Given instruction:
Leave the pictures out and print every record below exactly as it stands.

Dataset records:
........
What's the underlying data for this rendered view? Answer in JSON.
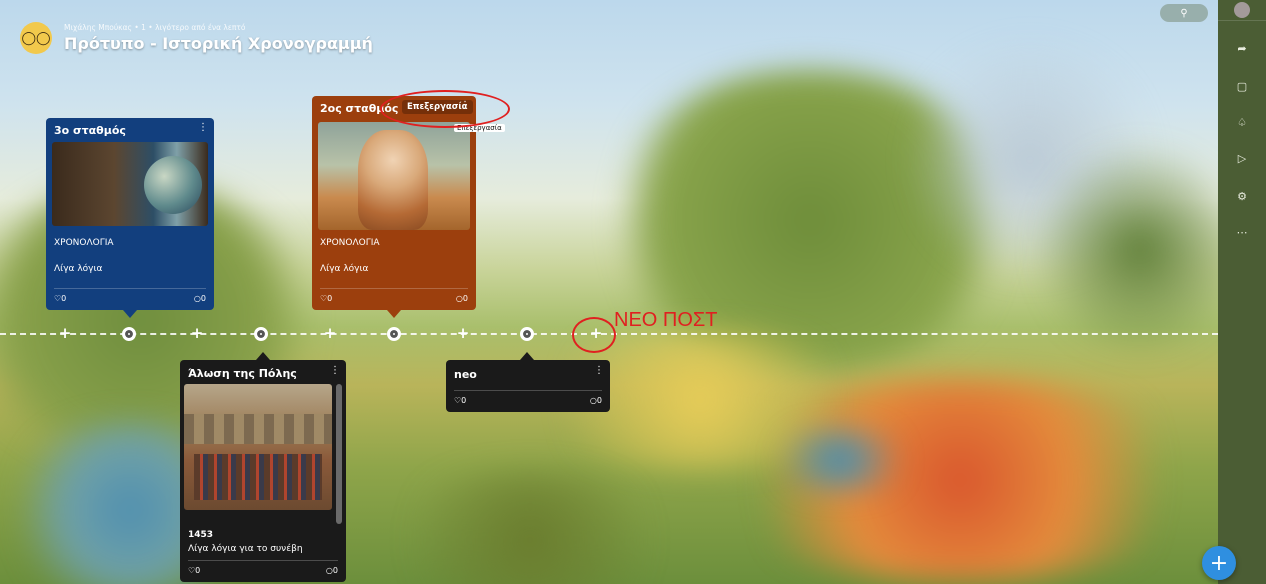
{
  "header": {
    "meta": "Μιχάλης Μπούκας • 1 • λιγότερο από ένα λεπτό",
    "title": "Πρότυπο - Ιστορική Χρονογραμμή",
    "logo_icon": "nerd-face-icon",
    "search_icon": "search-icon"
  },
  "rail": {
    "icons": [
      "share-icon",
      "screen-icon",
      "bell-icon",
      "play-icon",
      "gear-icon",
      "more-icon"
    ]
  },
  "posts": [
    {
      "title": "3ο σταθμός",
      "subtitle": "ΧΡΟΝΟΛΟΓΙΑ",
      "body": "Λίγα λόγια",
      "likes": "0",
      "comments": "0",
      "color": "#123f7e"
    },
    {
      "title": "2ος σταθμός",
      "subtitle": "ΧΡΟΝΟΛΟΓΙΑ",
      "body": "Λίγα λόγια",
      "likes": "0",
      "comments": "0",
      "color": "#9c3f0d",
      "edit_label": "Επεξεργασία",
      "tooltip": "Επεξεργασία"
    },
    {
      "title": "Άλωση της Πόλης",
      "subtitle": "1453",
      "body": "Λίγα λόγια για το συνέβη",
      "likes": "0",
      "comments": "0",
      "color": "#1a1a1a"
    },
    {
      "title": "neo",
      "likes": "0",
      "comments": "0",
      "color": "#1a1a1a"
    }
  ],
  "annotation": {
    "label": "ΝΕΟ ΠΟΣΤ",
    "color": "#e02020"
  },
  "fab": {
    "icon": "plus-icon",
    "color": "#2f8fe0"
  }
}
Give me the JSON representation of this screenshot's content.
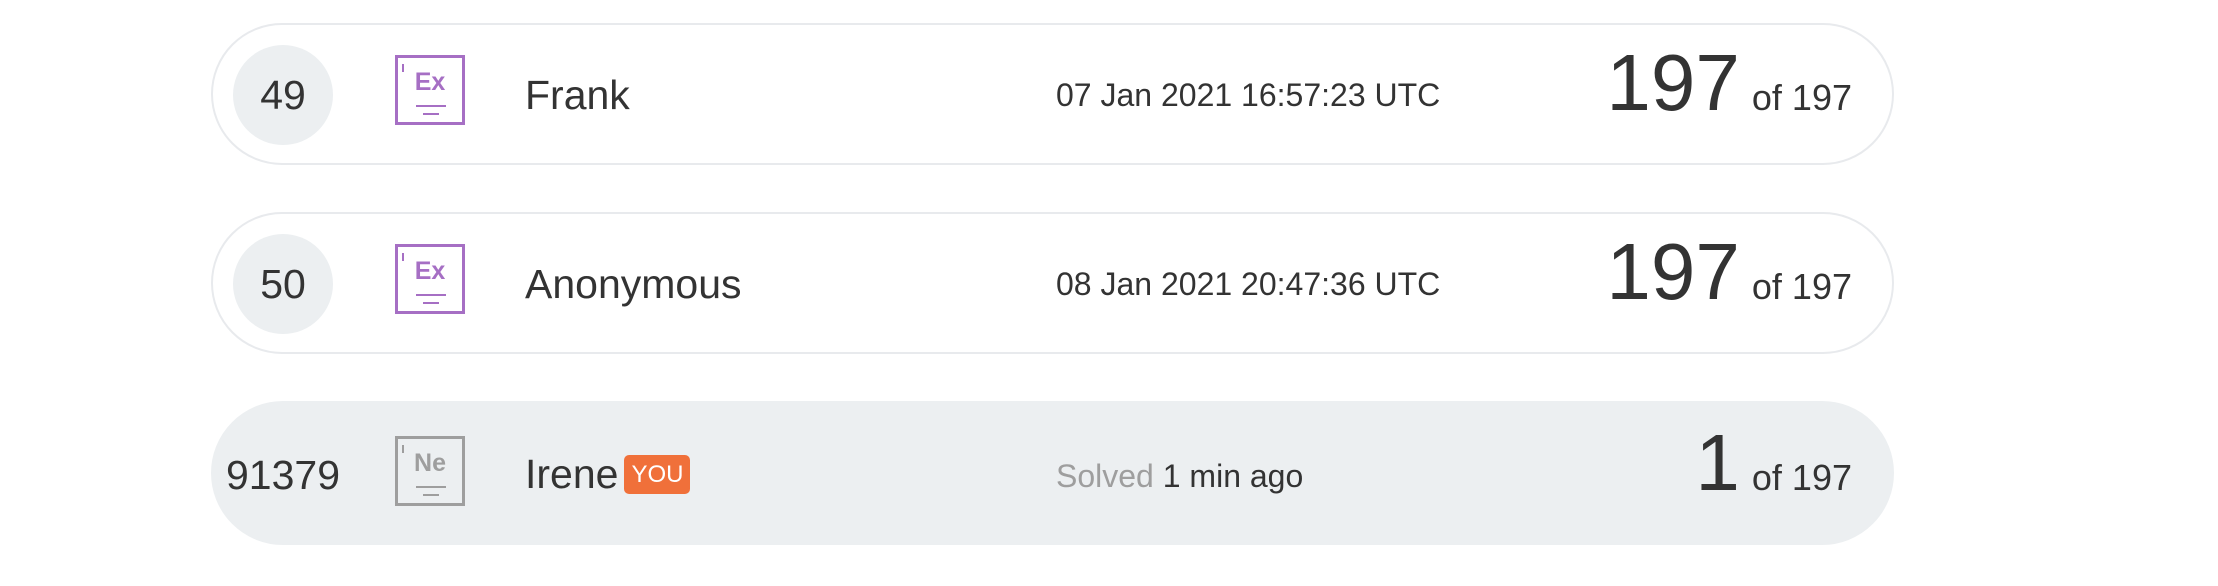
{
  "leaderboard": {
    "rows": [
      {
        "rank": "49",
        "level_icon": "Ex",
        "name": "Frank",
        "time_label": "",
        "time_value": "07 Jan 2021 16:57:23 UTC",
        "score": "197",
        "of_total": "of 197",
        "badge": ""
      },
      {
        "rank": "50",
        "level_icon": "Ex",
        "name": "Anonymous",
        "time_label": "",
        "time_value": "08 Jan 2021 20:47:36 UTC",
        "score": "197",
        "of_total": "of 197",
        "badge": ""
      },
      {
        "rank": "91379",
        "level_icon": "Ne",
        "name": "Irene",
        "badge": "YOU",
        "time_label": "Solved",
        "time_value": "1 min ago",
        "score": "1",
        "of_total": "of 197"
      }
    ]
  },
  "colors": {
    "expert_icon": "#a66fc4",
    "newbie_icon": "#9e9e9e",
    "you_badge": "#f0703a",
    "current_user_row": "#eceff1",
    "row_border": "#e8eaed"
  }
}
........
Finished answer:
What's the underlying data for this rendered view? Answer in JSON.
{
  "header": {
    "meta": "Μιχάλης Μπούκας • 1 • λιγότερο από ένα λεπτό",
    "title": "Πρότυπο - Ιστορική Χρονογραμμή",
    "logo_icon": "nerd-face-icon",
    "search_icon": "search-icon"
  },
  "rail": {
    "icons": [
      "share-icon",
      "screen-icon",
      "bell-icon",
      "play-icon",
      "gear-icon",
      "more-icon"
    ]
  },
  "posts": [
    {
      "title": "3ο σταθμός",
      "subtitle": "ΧΡΟΝΟΛΟΓΙΑ",
      "body": "Λίγα λόγια",
      "likes": "0",
      "comments": "0",
      "color": "#123f7e"
    },
    {
      "title": "2ος σταθμός",
      "subtitle": "ΧΡΟΝΟΛΟΓΙΑ",
      "body": "Λίγα λόγια",
      "likes": "0",
      "comments": "0",
      "color": "#9c3f0d",
      "edit_label": "Επεξεργασία",
      "tooltip": "Επεξεργασία"
    },
    {
      "title": "Άλωση της Πόλης",
      "subtitle": "1453",
      "body": "Λίγα λόγια για το συνέβη",
      "likes": "0",
      "comments": "0",
      "color": "#1a1a1a"
    },
    {
      "title": "neo",
      "likes": "0",
      "comments": "0",
      "color": "#1a1a1a"
    }
  ],
  "annotation": {
    "label": "ΝΕΟ ΠΟΣΤ",
    "color": "#e02020"
  },
  "fab": {
    "icon": "plus-icon",
    "color": "#2f8fe0"
  }
}
Give me the JSON representation of this screenshot's content.
{
  "leaderboard": {
    "rows": [
      {
        "rank": "49",
        "level_icon": "Ex",
        "name": "Frank",
        "time_label": "",
        "time_value": "07 Jan 2021 16:57:23 UTC",
        "score": "197",
        "of_total": "of 197",
        "badge": ""
      },
      {
        "rank": "50",
        "level_icon": "Ex",
        "name": "Anonymous",
        "time_label": "",
        "time_value": "08 Jan 2021 20:47:36 UTC",
        "score": "197",
        "of_total": "of 197",
        "badge": ""
      },
      {
        "rank": "91379",
        "level_icon": "Ne",
        "name": "Irene",
        "badge": "YOU",
        "time_label": "Solved",
        "time_value": "1 min ago",
        "score": "1",
        "of_total": "of 197"
      }
    ]
  },
  "colors": {
    "expert_icon": "#a66fc4",
    "newbie_icon": "#9e9e9e",
    "you_badge": "#f0703a",
    "current_user_row": "#eceff1",
    "row_border": "#e8eaed"
  }
}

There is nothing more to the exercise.